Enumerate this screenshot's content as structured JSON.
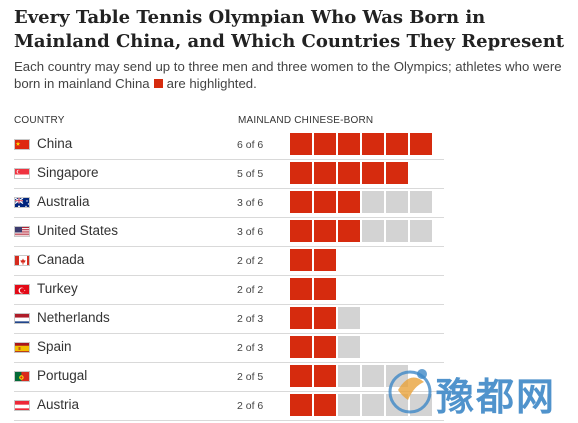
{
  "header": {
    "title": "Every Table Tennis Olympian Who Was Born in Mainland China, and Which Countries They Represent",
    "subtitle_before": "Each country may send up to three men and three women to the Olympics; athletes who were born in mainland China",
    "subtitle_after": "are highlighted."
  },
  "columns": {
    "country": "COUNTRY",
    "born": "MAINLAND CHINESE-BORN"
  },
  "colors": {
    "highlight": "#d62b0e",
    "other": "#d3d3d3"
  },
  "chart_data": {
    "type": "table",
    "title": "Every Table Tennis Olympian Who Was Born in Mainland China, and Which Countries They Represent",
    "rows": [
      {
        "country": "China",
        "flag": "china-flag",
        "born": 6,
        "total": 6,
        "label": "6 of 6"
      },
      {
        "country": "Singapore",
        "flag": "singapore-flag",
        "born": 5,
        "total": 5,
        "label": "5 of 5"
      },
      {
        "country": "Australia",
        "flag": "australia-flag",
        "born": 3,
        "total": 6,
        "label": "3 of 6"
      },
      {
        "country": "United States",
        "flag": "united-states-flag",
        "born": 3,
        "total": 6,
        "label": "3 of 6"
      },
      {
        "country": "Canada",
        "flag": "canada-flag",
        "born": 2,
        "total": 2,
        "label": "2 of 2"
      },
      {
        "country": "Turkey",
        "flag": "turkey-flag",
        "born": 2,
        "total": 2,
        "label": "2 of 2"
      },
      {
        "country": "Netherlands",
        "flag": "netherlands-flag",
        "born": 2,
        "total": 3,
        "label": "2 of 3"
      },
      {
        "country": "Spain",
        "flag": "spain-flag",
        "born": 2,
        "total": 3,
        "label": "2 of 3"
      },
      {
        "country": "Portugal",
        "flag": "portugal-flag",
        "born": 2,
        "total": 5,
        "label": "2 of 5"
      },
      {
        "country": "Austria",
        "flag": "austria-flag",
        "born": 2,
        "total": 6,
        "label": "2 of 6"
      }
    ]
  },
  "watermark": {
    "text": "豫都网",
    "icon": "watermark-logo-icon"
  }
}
------------------------------------------------------------
Tally the lines in this data that hold the word "label" and state only the count.

**Task result:**
10